In this way, insert and remove behave like different (but extremely related) types.

That leaves element as a truly shared value, and Change could have been more purely represented with a type like:

public enum Change {
    public enum Type {
        case insert(offset: Int, associatedWith: Int?)
        case remove(offset: Int, associatedWith: Int?)
    }

    public let type: Type
    public let element: ChangeElement
}

…but that's also pretty cumbersome to deal with, and is no better at serving your examples.

That all said, I am very sympathetic to the ergonomic issues and don't consider the API to be finished. The curse of writing a new API is that you can't always predict how it will be used (assuming it gets used at all ), so my main goal for SE-0240 was for the idea of diffing to be incorporated into the standard library in a distilled form that reserved the most flexibility for future improvements.

That totally includes exposing the (currently internal) convenience accessors, and between the standard library and your example here I think there's a strong argument for exposing an offset convenience accessor in the future.

mpangburn · March 27, 2019, 10:01pm

Thanks Scott!

If I'm understanding you correctly, it's appropriate to keep the offsets as part of the enum cases (despite having identical types) because the semantic interpretation varies between cases.

If that's the case, it would be interesting to consider a design where the associated values are bundled into their own structs, i.e.

public enum Change {
    public struct Insertion {
        public let offset: Int
        public let element: ChangeElement
        public let associatedOffset: Int?
    }

    public struct Removal {
        public let offset: Int
        public let element: ChangeElement
        public let associatedOffset: Int?
    }

    case insert(Insertion)
    case remove(Removal)
}

This approach retains the same semantic distinction, and the helper computed variables could be defined on Change just as easily. It also comes with the following advantages:

Pattern matching on an instance of Change means binding only one value, which reduces noise in cases where not all properties of the payload are used.

### Your objective
According to the forum excerpt, what was the main goal for SE-0240?

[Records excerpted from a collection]
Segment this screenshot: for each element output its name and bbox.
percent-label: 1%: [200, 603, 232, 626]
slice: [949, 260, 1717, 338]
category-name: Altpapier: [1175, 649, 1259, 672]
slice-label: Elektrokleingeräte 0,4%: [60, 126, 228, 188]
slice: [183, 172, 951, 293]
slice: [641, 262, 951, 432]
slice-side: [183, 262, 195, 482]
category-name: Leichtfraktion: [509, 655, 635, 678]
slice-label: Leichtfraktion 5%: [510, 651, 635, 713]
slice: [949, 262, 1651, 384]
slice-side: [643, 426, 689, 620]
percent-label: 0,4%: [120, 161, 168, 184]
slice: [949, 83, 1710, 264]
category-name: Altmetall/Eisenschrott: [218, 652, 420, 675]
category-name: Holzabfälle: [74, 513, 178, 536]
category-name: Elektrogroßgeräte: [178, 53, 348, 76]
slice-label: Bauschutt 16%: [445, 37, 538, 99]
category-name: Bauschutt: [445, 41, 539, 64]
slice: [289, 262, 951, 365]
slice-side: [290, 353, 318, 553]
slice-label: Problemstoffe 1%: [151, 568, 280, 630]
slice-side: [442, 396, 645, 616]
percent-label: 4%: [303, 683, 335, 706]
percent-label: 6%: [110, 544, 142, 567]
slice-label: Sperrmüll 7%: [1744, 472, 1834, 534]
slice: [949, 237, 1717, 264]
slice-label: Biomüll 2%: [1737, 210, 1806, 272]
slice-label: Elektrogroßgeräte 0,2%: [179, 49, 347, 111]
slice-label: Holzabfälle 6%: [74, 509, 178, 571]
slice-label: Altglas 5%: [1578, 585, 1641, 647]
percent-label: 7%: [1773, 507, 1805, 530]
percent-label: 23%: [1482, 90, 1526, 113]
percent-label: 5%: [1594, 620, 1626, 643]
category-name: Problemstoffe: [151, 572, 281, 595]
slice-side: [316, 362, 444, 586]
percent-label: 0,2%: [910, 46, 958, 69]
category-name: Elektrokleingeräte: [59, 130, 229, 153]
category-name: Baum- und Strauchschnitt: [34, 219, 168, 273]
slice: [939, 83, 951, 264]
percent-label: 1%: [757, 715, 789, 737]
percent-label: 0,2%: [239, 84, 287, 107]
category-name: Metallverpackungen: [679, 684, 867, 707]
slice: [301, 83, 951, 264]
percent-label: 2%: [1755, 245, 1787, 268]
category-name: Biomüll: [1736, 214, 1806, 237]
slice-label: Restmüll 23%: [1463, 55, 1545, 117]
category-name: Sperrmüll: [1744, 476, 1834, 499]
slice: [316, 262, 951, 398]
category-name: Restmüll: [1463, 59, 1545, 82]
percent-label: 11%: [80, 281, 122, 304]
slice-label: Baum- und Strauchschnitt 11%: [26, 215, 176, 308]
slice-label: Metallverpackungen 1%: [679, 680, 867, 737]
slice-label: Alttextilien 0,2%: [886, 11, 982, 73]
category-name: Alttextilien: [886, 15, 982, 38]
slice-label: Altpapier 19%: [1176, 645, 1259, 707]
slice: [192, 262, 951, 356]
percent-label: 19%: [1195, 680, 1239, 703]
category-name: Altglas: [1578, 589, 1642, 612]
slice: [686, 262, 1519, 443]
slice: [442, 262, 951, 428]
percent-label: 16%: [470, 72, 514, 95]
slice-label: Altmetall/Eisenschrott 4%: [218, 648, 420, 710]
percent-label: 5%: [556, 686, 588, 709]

### Written solution
The goal was for the idea of diffing to be incorporated into the standard library in a distilled form that reserved the most flexibility for future improvements.